Entries from a dataset:
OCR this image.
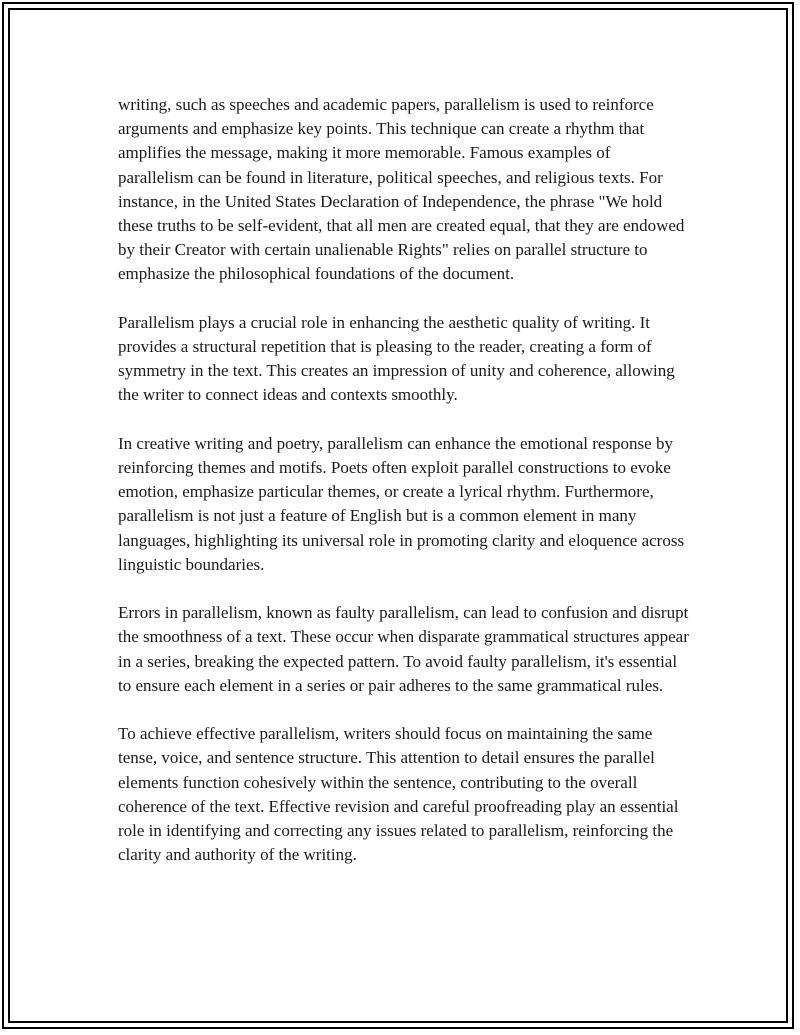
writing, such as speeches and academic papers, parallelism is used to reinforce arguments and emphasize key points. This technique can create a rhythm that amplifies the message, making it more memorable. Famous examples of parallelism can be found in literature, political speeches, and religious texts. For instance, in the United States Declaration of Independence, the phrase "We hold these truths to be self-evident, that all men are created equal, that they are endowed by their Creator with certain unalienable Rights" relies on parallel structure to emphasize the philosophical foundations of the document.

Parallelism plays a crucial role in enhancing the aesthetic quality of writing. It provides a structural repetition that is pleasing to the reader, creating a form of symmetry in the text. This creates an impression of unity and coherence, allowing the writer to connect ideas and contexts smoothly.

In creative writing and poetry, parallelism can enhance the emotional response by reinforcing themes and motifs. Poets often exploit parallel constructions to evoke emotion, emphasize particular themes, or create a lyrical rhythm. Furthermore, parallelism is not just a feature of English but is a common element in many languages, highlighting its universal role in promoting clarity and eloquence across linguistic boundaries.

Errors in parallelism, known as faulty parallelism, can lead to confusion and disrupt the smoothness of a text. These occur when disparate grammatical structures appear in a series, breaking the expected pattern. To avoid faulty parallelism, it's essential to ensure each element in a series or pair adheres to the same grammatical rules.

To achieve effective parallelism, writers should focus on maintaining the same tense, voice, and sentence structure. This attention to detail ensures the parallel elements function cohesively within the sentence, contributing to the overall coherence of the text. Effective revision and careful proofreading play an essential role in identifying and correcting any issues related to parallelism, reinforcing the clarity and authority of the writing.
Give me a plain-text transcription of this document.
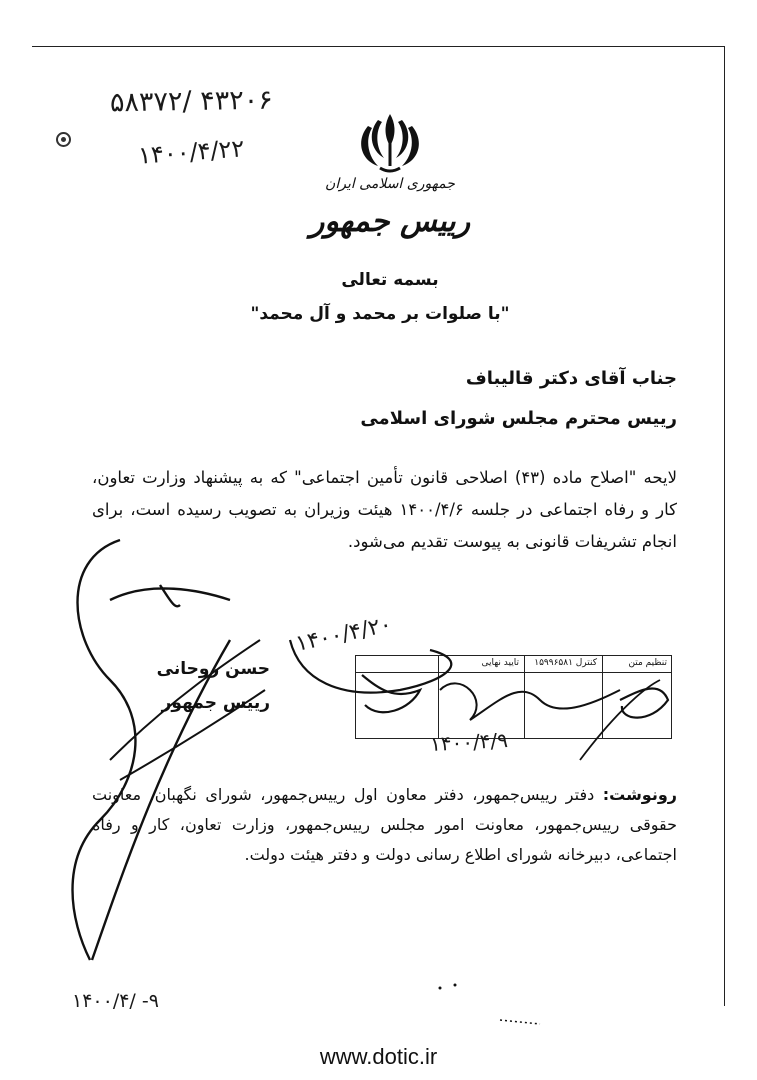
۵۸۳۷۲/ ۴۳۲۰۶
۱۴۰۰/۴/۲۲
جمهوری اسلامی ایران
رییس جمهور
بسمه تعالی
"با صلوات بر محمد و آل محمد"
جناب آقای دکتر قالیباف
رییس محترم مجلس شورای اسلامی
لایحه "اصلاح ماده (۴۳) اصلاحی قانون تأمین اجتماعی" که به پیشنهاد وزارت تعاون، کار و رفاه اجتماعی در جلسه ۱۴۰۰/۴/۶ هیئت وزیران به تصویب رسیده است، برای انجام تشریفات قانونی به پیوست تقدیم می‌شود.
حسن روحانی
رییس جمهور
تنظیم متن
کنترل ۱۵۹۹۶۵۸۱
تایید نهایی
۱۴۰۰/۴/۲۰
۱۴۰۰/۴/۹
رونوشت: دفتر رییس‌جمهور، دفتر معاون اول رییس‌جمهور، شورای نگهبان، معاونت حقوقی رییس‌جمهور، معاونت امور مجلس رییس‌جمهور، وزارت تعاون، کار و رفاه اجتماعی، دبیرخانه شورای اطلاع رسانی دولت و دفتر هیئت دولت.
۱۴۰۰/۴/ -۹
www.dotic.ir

▶ **GIVEN EXERCISE**:
Every line containing the string "شورای" must be listed.

▶ **OUTPUT OF THE EXERCISE**:
رییس محترم مجلس شورای اسلامی
رونوشت: دفتر رییس‌جمهور، دفتر معاون اول رییس‌جمهور، شورای نگهبان، معاونت حقوقی رییس‌جمهور، معاونت امور مجلس رییس‌جمهور، وزارت تعاون، کار و رفاه اجتماعی، دبیرخانه شورای اطلاع رسانی دولت و دفتر هیئت دولت.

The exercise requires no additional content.